-- start Dataset records --

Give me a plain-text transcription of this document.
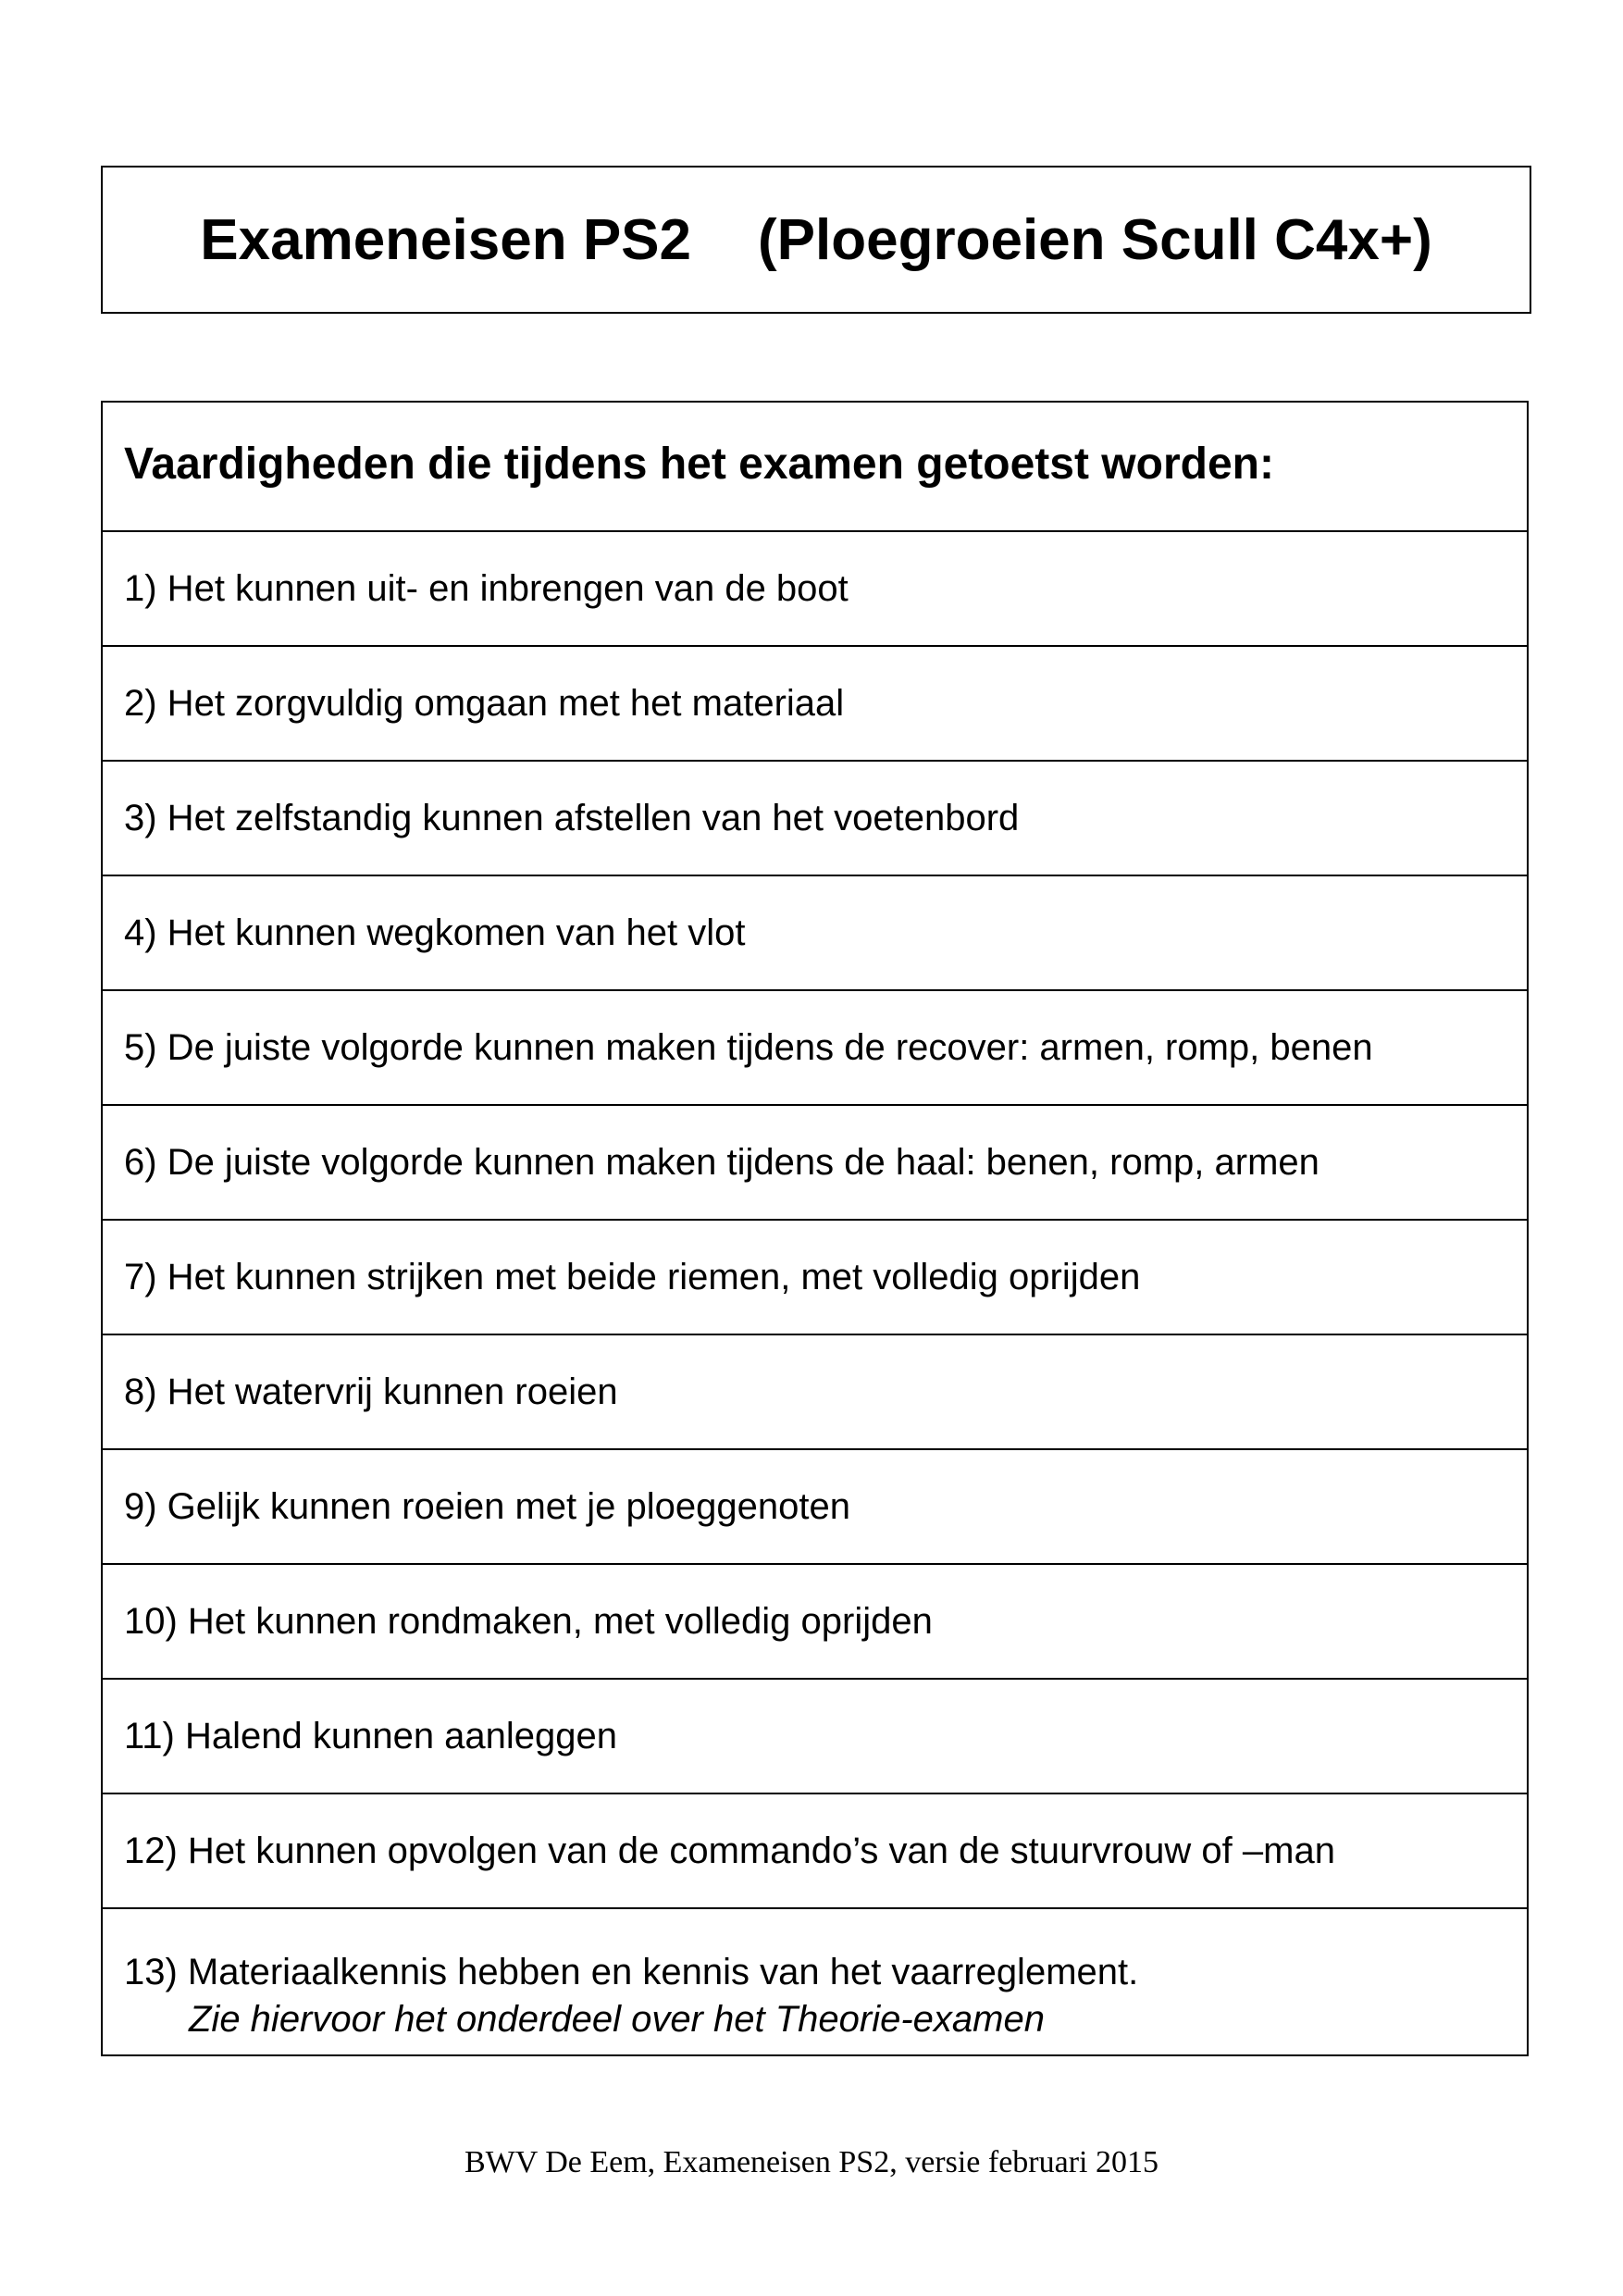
Exameneisen PS2 (Ploegroeien Scull C4x+)
Vaardigheden die tijdens het examen getoetst worden:
1) Het kunnen uit- en inbrengen van de boot
2) Het zorgvuldig omgaan met het materiaal
3) Het zelfstandig kunnen afstellen van het voetenbord
4) Het kunnen wegkomen van het vlot
5) De juiste volgorde kunnen maken tijdens de recover: armen, romp, benen
6) De juiste volgorde kunnen maken tijdens de haal: benen, romp, armen
7) Het kunnen strijken met beide riemen, met volledig oprijden
8) Het watervrij kunnen roeien
9) Gelijk kunnen roeien met je ploeggenoten
10) Het kunnen rondmaken, met volledig oprijden
11) Halend kunnen aanleggen
12) Het kunnen opvolgen van de commando’s van de stuurvrouw of –man
13) Materiaalkennis hebben en kennis van het vaarreglement.
Zie hiervoor het onderdeel over het Theorie-examen
BWV De Eem, Exameneisen PS2, versie februari 2015
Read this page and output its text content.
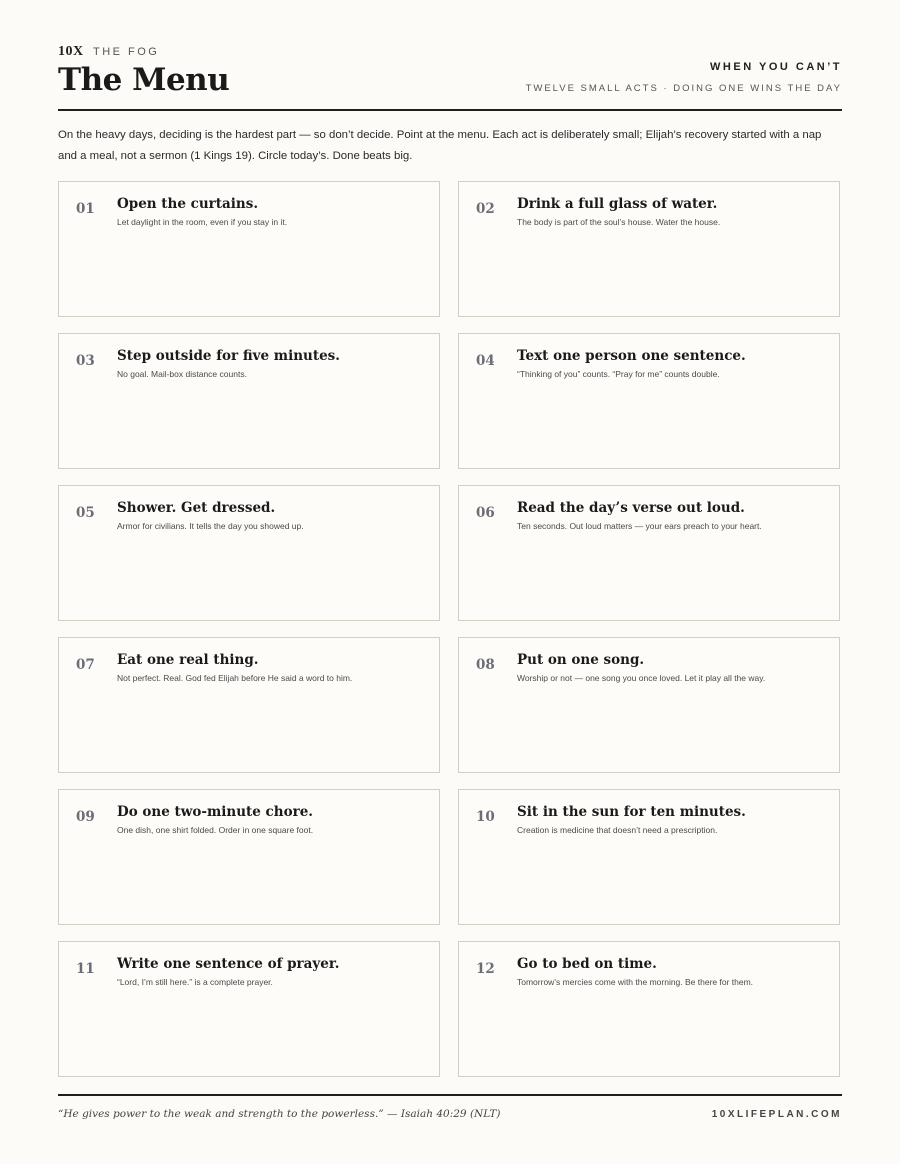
10X THE FOG
The Menu	WHEN YOU CAN’T
TWELVE SMALL ACTS · DOING ONE WINS THE DAY

On the heavy days, deciding is the hardest part — so don’t decide. Point at the menu. Each act is deliberately small; Elijah’s recovery started with a nap and a meal, not a sermon (1 Kings 19). Circle today’s. Done beats big.

01 Open the curtains.
Let daylight in the room, even if you stay in it.
02 Drink a full glass of water.
The body is part of the soul’s house. Water the house.
03 Step outside for five minutes.
No goal. Mail-box distance counts.
04 Text one person one sentence.
“Thinking of you” counts. “Pray for me” counts double.
05 Shower. Get dressed.
Armor for civilians. It tells the day you showed up.
06 Read the day’s verse out loud.
Ten seconds. Out loud matters — your ears preach to your heart.
07 Eat one real thing.
Not perfect. Real. God fed Elijah before He said a word to him.
08 Put on one song.
Worship or not — one song you once loved. Let it play all the way.
09 Do one two-minute chore.
One dish, one shirt folded. Order in one square foot.
10 Sit in the sun for ten minutes.
Creation is medicine that doesn’t need a prescription.
11 Write one sentence of prayer.
“Lord, I’m still here.” is a complete prayer.
12 Go to bed on time.
Tomorrow’s mercies come with the morning. Be there for them.
“He gives power to the weak and strength to the powerless.” — Isaiah 40:29 (NLT)	10XLIFEPLAN.COM
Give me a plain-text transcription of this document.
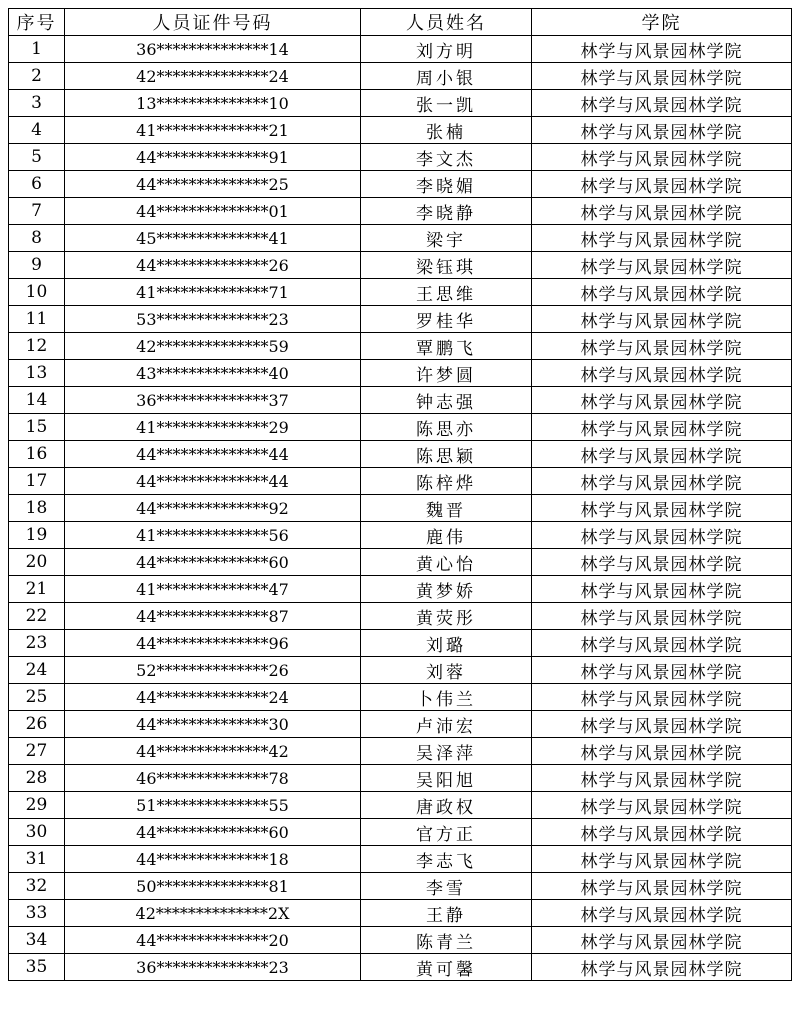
序号	人员证件号码	人员姓名	学院
1	36**************14	刘方明	林学与风景园林学院
2	42**************24	周小银	林学与风景园林学院
3	13**************10	张一凯	林学与风景园林学院
4	41**************21	张楠	林学与风景园林学院
5	44**************91	李文杰	林学与风景园林学院
6	44**************25	李晓媚	林学与风景园林学院
7	44**************01	李晓静	林学与风景园林学院
8	45**************41	梁宇	林学与风景园林学院
9	44**************26	梁钰琪	林学与风景园林学院
10	41**************71	王思维	林学与风景园林学院
11	53**************23	罗桂华	林学与风景园林学院
12	42**************59	覃鹏飞	林学与风景园林学院
13	43**************40	许梦圆	林学与风景园林学院
14	36**************37	钟志强	林学与风景园林学院
15	41**************29	陈思亦	林学与风景园林学院
16	44**************44	陈思颖	林学与风景园林学院
17	44**************44	陈梓烨	林学与风景园林学院
18	44**************92	魏晋	林学与风景园林学院
19	41**************56	鹿伟	林学与风景园林学院
20	44**************60	黄心怡	林学与风景园林学院
21	41**************47	黄梦娇	林学与风景园林学院
22	44**************87	黄荧彤	林学与风景园林学院
23	44**************96	刘璐	林学与风景园林学院
24	52**************26	刘蓉	林学与风景园林学院
25	44**************24	卜伟兰	林学与风景园林学院
26	44**************30	卢沛宏	林学与风景园林学院
27	44**************42	吴泽萍	林学与风景园林学院
28	46**************78	吴阳旭	林学与风景园林学院
29	51**************55	唐政权	林学与风景园林学院
30	44**************60	官方正	林学与风景园林学院
31	44**************18	李志飞	林学与风景园林学院
32	50**************81	李雪	林学与风景园林学院
33	42**************2X	王静	林学与风景园林学院
34	44**************20	陈青兰	林学与风景园林学院
35	36**************23	黄可馨	林学与风景园林学院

-- end Dataset records --

#### Stated problem:
Your task is to return the entries above exactly, with no pictures.

#### Exercise answer:
Give me a plain-text transcription of this document.
Exameneisen PS2 (Ploegroeien Scull C4x+)
Vaardigheden die tijdens het examen getoetst worden:
1) Het kunnen uit- en inbrengen van de boot
2) Het zorgvuldig omgaan met het materiaal
3) Het zelfstandig kunnen afstellen van het voetenbord
4) Het kunnen wegkomen van het vlot
5) De juiste volgorde kunnen maken tijdens de recover: armen, romp, benen
6) De juiste volgorde kunnen maken tijdens de haal: benen, romp, armen
7) Het kunnen strijken met beide riemen, met volledig oprijden
8) Het watervrij kunnen roeien
9) Gelijk kunnen roeien met je ploeggenoten
10) Het kunnen rondmaken, met volledig oprijden
11) Halend kunnen aanleggen
12) Het kunnen opvolgen van de commando’s van de stuurvrouw of –man
13) Materiaalkennis hebben en kennis van het vaarreglement.
Zie hiervoor het onderdeel over het Theorie-examen
BWV De Eem, Exameneisen PS2, versie februari 2015
Read this page and output its text content.
10X THE FOG
The Menu	WHEN YOU CAN’T
TWELVE SMALL ACTS · DOING ONE WINS THE DAY

On the heavy days, deciding is the hardest part — so don’t decide. Point at the menu. Each act is deliberately small; Elijah’s recovery started with a nap and a meal, not a sermon (1 Kings 19). Circle today’s. Done beats big.

01 Open the curtains.
Let daylight in the room, even if you stay in it.
02 Drink a full glass of water.
The body is part of the soul’s house. Water the house.
03 Step outside for five minutes.
No goal. Mail-box distance counts.
04 Text one person one sentence.
“Thinking of you” counts. “Pray for me” counts double.
05 Shower. Get dressed.
Armor for civilians. It tells the day you showed up.
06 Read the day’s verse out loud.
Ten seconds. Out loud matters — your ears preach to your heart.
07 Eat one real thing.
Not perfect. Real. God fed Elijah before He said a word to him.
08 Put on one song.
Worship or not — one song you once loved. Let it play all the way.
09 Do one two-minute chore.
One dish, one shirt folded. Order in one square foot.
10 Sit in the sun for ten minutes.
Creation is medicine that doesn’t need a prescription.
11 Write one sentence of prayer.
“Lord, I’m still here.” is a complete prayer.
12 Go to bed on time.
Tomorrow’s mercies come with the morning. Be there for them.
“He gives power to the weak and strength to the powerless.” — Isaiah 40:29 (NLT)	10XLIFEPLAN.COM
Give me a plain-text transcription of this document.
序号	人员证件号码	人员姓名	学院
1	36**************14	刘方明	林学与风景园林学院
2	42**************24	周小银	林学与风景园林学院
3	13**************10	张一凯	林学与风景园林学院
4	41**************21	张楠	林学与风景园林学院
5	44**************91	李文杰	林学与风景园林学院
6	44**************25	李晓媚	林学与风景园林学院
7	44**************01	李晓静	林学与风景园林学院
8	45**************41	梁宇	林学与风景园林学院
9	44**************26	梁钰琪	林学与风景园林学院
10	41**************71	王思维	林学与风景园林学院
11	53**************23	罗桂华	林学与风景园林学院
12	42**************59	覃鹏飞	林学与风景园林学院
13	43**************40	许梦圆	林学与风景园林学院
14	36**************37	钟志强	林学与风景园林学院
15	41**************29	陈思亦	林学与风景园林学院
16	44**************44	陈思颖	林学与风景园林学院
17	44**************44	陈梓烨	林学与风景园林学院
18	44**************92	魏晋	林学与风景园林学院
19	41**************56	鹿伟	林学与风景园林学院
20	44**************60	黄心怡	林学与风景园林学院
21	41**************47	黄梦娇	林学与风景园林学院
22	44**************87	黄荧彤	林学与风景园林学院
23	44**************96	刘璐	林学与风景园林学院
24	52**************26	刘蓉	林学与风景园林学院
25	44**************24	卜伟兰	林学与风景园林学院
26	44**************30	卢沛宏	林学与风景园林学院
27	44**************42	吴泽萍	林学与风景园林学院
28	46**************78	吴阳旭	林学与风景园林学院
29	51**************55	唐政权	林学与风景园林学院
30	44**************60	官方正	林学与风景园林学院
31	44**************18	李志飞	林学与风景园林学院
32	50**************81	李雪	林学与风景园林学院
33	42**************2X	王静	林学与风景园林学院
34	44**************20	陈青兰	林学与风景园林学院
35	36**************23	黄可馨	林学与风景园林学院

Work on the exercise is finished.